### Short exercise
Tell how many lines contain the word "representación". Reply with the number only.

### Dataset entries

>>>

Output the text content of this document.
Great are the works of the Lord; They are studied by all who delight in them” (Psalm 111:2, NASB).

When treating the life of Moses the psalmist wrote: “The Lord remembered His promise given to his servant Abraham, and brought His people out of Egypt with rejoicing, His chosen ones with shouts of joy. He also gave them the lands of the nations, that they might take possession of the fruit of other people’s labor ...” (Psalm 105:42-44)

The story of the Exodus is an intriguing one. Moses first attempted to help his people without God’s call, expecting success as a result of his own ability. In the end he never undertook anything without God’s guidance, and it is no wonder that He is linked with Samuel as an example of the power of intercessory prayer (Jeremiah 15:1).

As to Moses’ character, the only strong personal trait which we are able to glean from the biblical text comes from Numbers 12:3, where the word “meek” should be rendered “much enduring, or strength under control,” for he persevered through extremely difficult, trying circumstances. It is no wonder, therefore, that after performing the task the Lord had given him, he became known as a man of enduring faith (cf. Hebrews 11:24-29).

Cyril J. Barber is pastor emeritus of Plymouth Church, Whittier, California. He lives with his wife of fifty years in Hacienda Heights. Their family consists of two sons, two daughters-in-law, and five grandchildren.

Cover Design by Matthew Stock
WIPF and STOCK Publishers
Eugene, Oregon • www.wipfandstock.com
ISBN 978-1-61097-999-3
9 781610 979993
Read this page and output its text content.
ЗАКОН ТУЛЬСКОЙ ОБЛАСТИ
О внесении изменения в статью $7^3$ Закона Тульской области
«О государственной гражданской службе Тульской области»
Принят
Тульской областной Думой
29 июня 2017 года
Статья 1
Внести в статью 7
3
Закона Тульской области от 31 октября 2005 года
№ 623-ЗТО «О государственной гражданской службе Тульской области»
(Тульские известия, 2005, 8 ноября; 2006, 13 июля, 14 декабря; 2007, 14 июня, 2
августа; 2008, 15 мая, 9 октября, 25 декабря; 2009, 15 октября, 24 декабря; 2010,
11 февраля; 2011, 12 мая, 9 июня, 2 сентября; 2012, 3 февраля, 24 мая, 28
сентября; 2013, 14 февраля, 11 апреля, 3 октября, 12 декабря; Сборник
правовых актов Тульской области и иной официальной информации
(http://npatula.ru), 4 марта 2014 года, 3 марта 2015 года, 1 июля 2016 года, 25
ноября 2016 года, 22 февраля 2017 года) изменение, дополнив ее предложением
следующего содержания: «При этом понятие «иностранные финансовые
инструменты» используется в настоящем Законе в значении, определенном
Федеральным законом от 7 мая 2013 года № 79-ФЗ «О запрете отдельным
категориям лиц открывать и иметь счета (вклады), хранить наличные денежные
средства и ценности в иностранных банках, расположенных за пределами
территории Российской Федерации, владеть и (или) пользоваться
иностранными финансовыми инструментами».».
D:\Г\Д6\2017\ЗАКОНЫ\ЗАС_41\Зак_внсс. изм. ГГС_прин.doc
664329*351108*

<<<
>>>

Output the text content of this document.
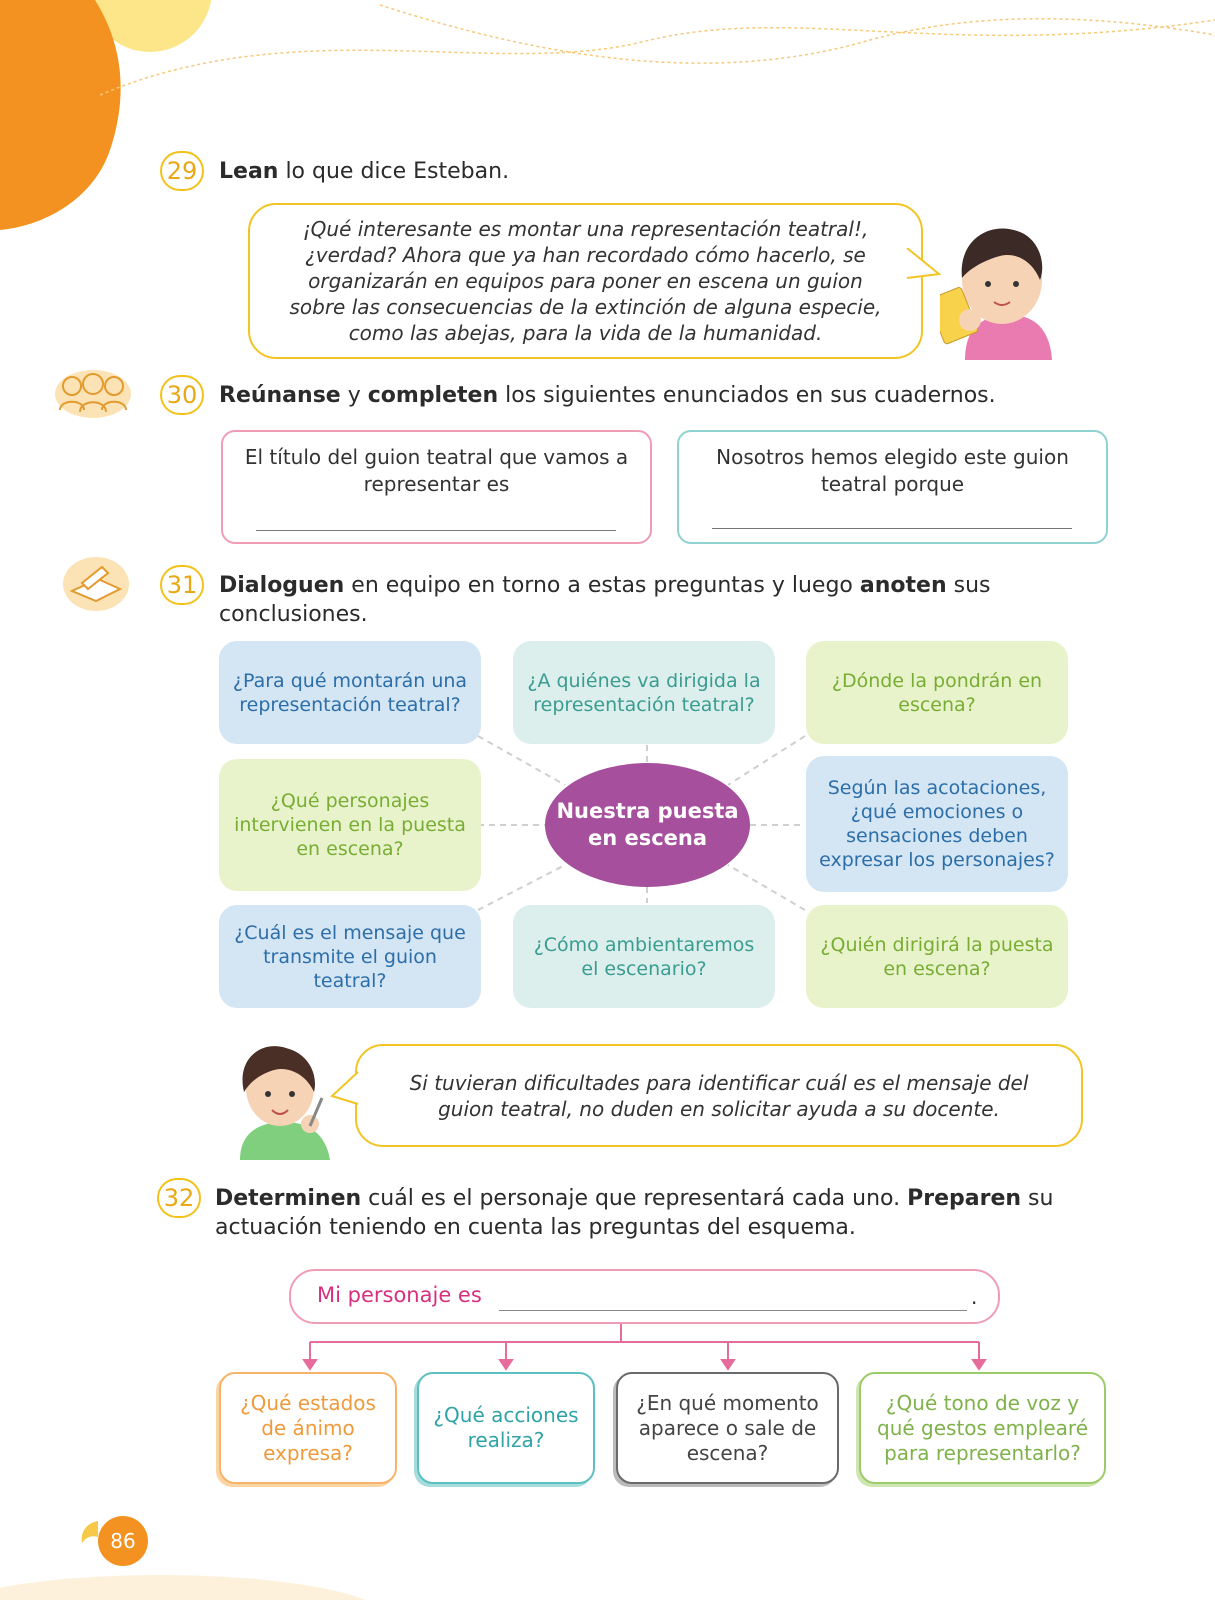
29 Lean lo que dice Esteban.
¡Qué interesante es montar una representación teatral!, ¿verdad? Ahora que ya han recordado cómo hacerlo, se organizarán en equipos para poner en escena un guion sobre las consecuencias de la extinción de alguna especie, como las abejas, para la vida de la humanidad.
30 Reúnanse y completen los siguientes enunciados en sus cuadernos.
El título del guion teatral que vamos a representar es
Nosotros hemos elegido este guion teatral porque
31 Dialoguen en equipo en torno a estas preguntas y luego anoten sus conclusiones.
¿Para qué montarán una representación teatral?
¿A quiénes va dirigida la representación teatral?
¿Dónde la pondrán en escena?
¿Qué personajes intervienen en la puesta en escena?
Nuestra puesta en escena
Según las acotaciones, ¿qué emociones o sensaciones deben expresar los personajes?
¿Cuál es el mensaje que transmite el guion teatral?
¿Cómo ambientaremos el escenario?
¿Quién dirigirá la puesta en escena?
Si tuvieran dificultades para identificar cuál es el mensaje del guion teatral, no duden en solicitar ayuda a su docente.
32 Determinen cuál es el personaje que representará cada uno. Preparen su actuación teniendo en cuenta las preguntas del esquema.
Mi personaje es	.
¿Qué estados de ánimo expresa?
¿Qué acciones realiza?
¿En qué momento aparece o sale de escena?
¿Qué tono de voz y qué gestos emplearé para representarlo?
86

<<<

### The reply
3